◆ **YOUR INSTRUCTIONS**: Exclude the pictures and reproduce the remaining data exactly as written.

◆ **RECORDED INFORMATION**:
* * * * * * * * *

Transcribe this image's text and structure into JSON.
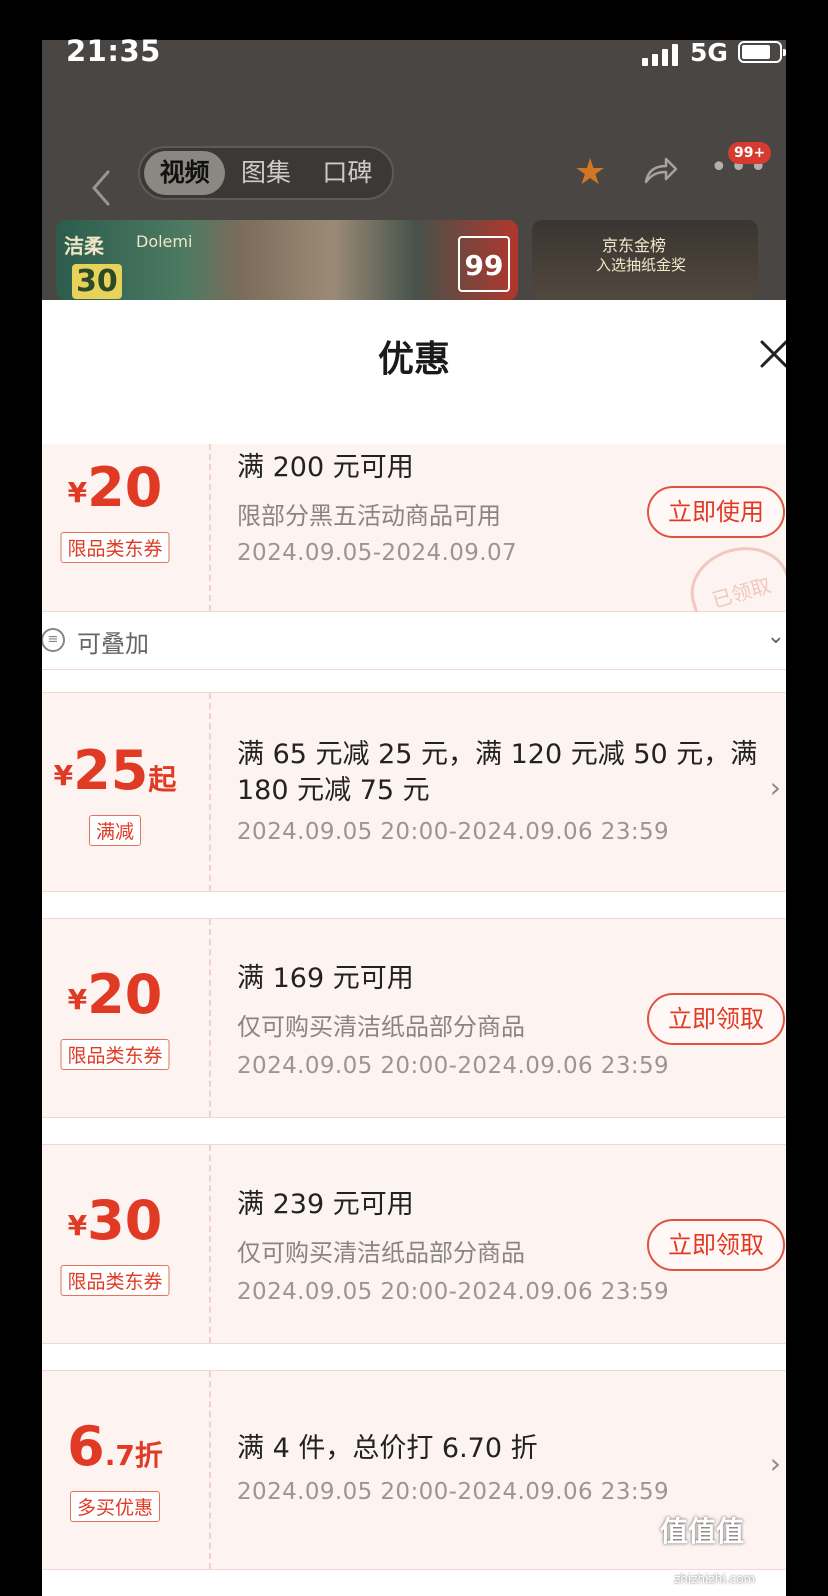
{
  "status_bar": {
    "time": "21:35",
    "network": "5G"
  },
  "header": {
    "tabs": [
      {
        "label": "视频",
        "active": true
      },
      {
        "label": "图集"
      },
      {
        "label": "口碑"
      }
    ],
    "badge": "99+"
  },
  "thumbnails": {
    "brand1": "洁柔",
    "brand2": "Dolemi",
    "coupon_value": "30",
    "promo_number": "99",
    "award_text": "京东金榜",
    "award_sub": "入选抽纸金奖"
  },
  "sheet": {
    "title": "优惠"
  },
  "coupons": [
    {
      "yen": "¥",
      "amount": "20",
      "tag": "限品类东券",
      "line1": "满 200 元可用",
      "line2": "限部分黑五活动商品可用",
      "line3": "2024.09.05-2024.09.07",
      "button": "立即使用",
      "stamp": "已领取",
      "stack_label": "可叠加"
    },
    {
      "yen": "¥",
      "amount": "25",
      "suffix": "起",
      "tag": "满减",
      "line1": "满 65 元减 25 元，满 120 元减 50 元，满",
      "line1b": "180 元减 75 元",
      "line3": "2024.09.05 20:00-2024.09.06 23:59"
    },
    {
      "yen": "¥",
      "amount": "20",
      "tag": "限品类东券",
      "line1": "满 169 元可用",
      "line2": "仅可购买清洁纸品部分商品",
      "line3": "2024.09.05 20:00-2024.09.06 23:59",
      "button": "立即领取"
    },
    {
      "yen": "¥",
      "amount": "30",
      "tag": "限品类东券",
      "line1": "满 239 元可用",
      "line2": "仅可购买清洁纸品部分商品",
      "line3": "2024.09.05 20:00-2024.09.06 23:59",
      "button": "立即领取"
    },
    {
      "amount": "6",
      "decimal": ".7",
      "suffix": "折",
      "tag": "多买优惠",
      "line1": "满 4 件，总价打 6.70 折",
      "line3": "2024.09.05 20:00-2024.09.06 23:59"
    }
  ],
  "watermark": {
    "text": "值值值",
    "url": "zhizhizhi.com"
  },
  "colors": {
    "accent": "#e03a24",
    "coupon_bg": "#fdf3f1",
    "star": "#d07624"
  }
}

* * * * * * * * *

◆ **COMPLETE ANSWER**:
Transcribe this image's text and structure into JSON.
{
  "status_bar": {
    "time": "21:35",
    "network": "5G"
  },
  "header": {
    "tabs": [
      {
        "label": "视频",
        "active": true
      },
      {
        "label": "图集"
      },
      {
        "label": "口碑"
      }
    ],
    "badge": "99+"
  },
  "thumbnails": {
    "brand1": "洁柔",
    "brand2": "Dolemi",
    "coupon_value": "30",
    "promo_number": "99",
    "award_text": "京东金榜",
    "award_sub": "入选抽纸金奖"
  },
  "sheet": {
    "title": "优惠"
  },
  "coupons": [
    {
      "yen": "¥",
      "amount": "20",
      "tag": "限品类东券",
      "line1": "满 200 元可用",
      "line2": "限部分黑五活动商品可用",
      "line3": "2024.09.05-2024.09.07",
      "button": "立即使用",
      "stamp": "已领取",
      "stack_label": "可叠加"
    },
    {
      "yen": "¥",
      "amount": "25",
      "suffix": "起",
      "tag": "满减",
      "line1": "满 65 元减 25 元，满 120 元减 50 元，满",
      "line1b": "180 元减 75 元",
      "line3": "2024.09.05 20:00-2024.09.06 23:59"
    },
    {
      "yen": "¥",
      "amount": "20",
      "tag": "限品类东券",
      "line1": "满 169 元可用",
      "line2": "仅可购买清洁纸品部分商品",
      "line3": "2024.09.05 20:00-2024.09.06 23:59",
      "button": "立即领取"
    },
    {
      "yen": "¥",
      "amount": "30",
      "tag": "限品类东券",
      "line1": "满 239 元可用",
      "line2": "仅可购买清洁纸品部分商品",
      "line3": "2024.09.05 20:00-2024.09.06 23:59",
      "button": "立即领取"
    },
    {
      "amount": "6",
      "decimal": ".7",
      "suffix": "折",
      "tag": "多买优惠",
      "line1": "满 4 件，总价打 6.70 折",
      "line3": "2024.09.05 20:00-2024.09.06 23:59"
    }
  ],
  "watermark": {
    "text": "值值值",
    "url": "zhizhizhi.com"
  },
  "colors": {
    "accent": "#e03a24",
    "coupon_bg": "#fdf3f1",
    "star": "#d07624"
  }
}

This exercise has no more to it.